## BEGIN RECORDED INFORMATION

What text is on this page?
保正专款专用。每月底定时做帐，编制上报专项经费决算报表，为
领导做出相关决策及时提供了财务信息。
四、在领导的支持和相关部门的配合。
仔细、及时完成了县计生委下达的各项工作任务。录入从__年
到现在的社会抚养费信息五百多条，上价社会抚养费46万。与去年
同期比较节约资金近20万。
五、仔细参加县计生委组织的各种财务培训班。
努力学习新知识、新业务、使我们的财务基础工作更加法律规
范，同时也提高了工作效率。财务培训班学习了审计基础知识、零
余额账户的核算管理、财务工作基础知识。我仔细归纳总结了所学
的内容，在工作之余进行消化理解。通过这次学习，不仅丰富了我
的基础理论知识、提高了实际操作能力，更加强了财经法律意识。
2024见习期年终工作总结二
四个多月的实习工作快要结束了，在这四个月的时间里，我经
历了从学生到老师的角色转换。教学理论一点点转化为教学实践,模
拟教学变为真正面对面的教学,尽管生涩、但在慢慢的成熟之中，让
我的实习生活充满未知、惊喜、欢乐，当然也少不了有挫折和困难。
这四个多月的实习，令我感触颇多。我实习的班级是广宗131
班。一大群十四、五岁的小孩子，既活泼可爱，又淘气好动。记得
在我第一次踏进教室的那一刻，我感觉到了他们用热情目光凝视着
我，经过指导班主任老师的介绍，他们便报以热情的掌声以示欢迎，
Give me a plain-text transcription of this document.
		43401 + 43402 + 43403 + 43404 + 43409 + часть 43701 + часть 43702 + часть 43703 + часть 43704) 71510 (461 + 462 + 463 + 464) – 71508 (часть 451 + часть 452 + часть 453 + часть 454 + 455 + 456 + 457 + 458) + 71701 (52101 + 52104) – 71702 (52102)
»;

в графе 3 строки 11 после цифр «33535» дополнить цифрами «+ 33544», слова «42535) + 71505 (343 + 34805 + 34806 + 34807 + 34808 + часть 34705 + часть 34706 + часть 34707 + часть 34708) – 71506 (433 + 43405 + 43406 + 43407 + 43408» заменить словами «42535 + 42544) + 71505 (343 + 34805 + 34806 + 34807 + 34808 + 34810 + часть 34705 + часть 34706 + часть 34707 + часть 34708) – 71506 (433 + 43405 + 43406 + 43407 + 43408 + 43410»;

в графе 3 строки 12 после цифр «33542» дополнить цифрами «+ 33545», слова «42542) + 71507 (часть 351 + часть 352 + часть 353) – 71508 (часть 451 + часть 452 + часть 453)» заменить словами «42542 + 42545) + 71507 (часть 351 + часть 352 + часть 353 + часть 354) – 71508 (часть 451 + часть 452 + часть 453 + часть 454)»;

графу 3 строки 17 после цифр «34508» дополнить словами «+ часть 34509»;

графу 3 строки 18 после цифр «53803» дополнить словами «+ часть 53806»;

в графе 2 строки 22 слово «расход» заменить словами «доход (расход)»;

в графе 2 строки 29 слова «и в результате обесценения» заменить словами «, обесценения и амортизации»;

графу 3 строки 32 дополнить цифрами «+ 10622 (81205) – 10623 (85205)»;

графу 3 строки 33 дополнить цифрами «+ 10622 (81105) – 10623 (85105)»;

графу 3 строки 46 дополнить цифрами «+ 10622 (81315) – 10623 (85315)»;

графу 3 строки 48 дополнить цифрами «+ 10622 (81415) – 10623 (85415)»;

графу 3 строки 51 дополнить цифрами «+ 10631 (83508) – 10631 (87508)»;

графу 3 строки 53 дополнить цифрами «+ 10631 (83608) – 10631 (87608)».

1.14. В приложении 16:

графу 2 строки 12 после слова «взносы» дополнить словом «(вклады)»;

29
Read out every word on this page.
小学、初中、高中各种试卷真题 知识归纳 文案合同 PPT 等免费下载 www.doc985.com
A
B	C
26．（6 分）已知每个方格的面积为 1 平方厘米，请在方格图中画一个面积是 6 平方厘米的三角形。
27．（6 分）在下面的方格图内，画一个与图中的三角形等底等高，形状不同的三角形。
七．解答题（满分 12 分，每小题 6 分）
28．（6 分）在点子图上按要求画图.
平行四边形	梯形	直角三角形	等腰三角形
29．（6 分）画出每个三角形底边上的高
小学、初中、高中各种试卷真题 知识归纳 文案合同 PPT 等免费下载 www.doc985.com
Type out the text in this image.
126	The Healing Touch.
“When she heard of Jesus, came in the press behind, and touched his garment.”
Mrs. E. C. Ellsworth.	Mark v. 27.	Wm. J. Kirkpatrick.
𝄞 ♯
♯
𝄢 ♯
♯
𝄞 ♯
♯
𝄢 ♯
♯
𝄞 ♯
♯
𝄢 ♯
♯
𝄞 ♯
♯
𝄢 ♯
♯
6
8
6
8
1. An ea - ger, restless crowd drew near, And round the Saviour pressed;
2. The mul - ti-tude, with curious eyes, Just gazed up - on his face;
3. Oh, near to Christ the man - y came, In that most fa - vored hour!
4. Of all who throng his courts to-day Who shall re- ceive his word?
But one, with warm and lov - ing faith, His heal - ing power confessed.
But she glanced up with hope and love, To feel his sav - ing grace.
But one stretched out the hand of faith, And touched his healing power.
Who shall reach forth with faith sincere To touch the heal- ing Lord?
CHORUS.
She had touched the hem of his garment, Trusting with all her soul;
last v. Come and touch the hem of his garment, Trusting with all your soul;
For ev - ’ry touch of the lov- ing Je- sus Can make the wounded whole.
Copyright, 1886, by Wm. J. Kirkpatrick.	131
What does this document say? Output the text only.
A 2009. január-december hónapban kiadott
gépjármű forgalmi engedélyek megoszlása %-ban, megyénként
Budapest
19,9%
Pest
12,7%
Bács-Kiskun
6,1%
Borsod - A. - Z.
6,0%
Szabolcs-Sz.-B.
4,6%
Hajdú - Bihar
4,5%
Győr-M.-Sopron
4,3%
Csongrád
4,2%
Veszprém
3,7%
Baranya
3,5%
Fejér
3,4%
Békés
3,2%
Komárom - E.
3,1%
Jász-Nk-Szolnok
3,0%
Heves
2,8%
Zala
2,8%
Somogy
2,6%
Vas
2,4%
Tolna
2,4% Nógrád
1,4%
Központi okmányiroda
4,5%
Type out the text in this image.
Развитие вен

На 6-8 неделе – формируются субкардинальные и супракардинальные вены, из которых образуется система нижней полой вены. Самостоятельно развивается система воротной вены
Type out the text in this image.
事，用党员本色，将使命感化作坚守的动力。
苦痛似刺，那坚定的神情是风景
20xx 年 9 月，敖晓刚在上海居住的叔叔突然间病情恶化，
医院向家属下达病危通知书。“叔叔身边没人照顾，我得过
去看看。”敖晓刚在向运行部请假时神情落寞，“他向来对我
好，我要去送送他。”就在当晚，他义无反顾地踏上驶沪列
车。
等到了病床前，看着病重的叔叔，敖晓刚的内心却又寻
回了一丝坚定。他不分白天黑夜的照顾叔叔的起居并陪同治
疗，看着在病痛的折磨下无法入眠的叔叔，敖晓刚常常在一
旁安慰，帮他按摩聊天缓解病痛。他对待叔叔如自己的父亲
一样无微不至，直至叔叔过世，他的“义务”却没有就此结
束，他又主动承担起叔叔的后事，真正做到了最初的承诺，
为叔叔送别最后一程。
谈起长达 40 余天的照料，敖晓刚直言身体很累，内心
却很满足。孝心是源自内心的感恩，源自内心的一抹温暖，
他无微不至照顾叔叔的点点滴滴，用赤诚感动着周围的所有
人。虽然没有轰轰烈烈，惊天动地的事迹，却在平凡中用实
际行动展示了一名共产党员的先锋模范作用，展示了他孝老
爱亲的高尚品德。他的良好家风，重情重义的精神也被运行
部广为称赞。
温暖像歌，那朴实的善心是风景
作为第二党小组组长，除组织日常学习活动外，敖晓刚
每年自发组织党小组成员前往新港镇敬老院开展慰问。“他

## END RECORDED INFORMATION

*REQUIRED TASK*
Count the lines that include the word "came" and state the result as a bare number.

*WRITTEN REPLY*
2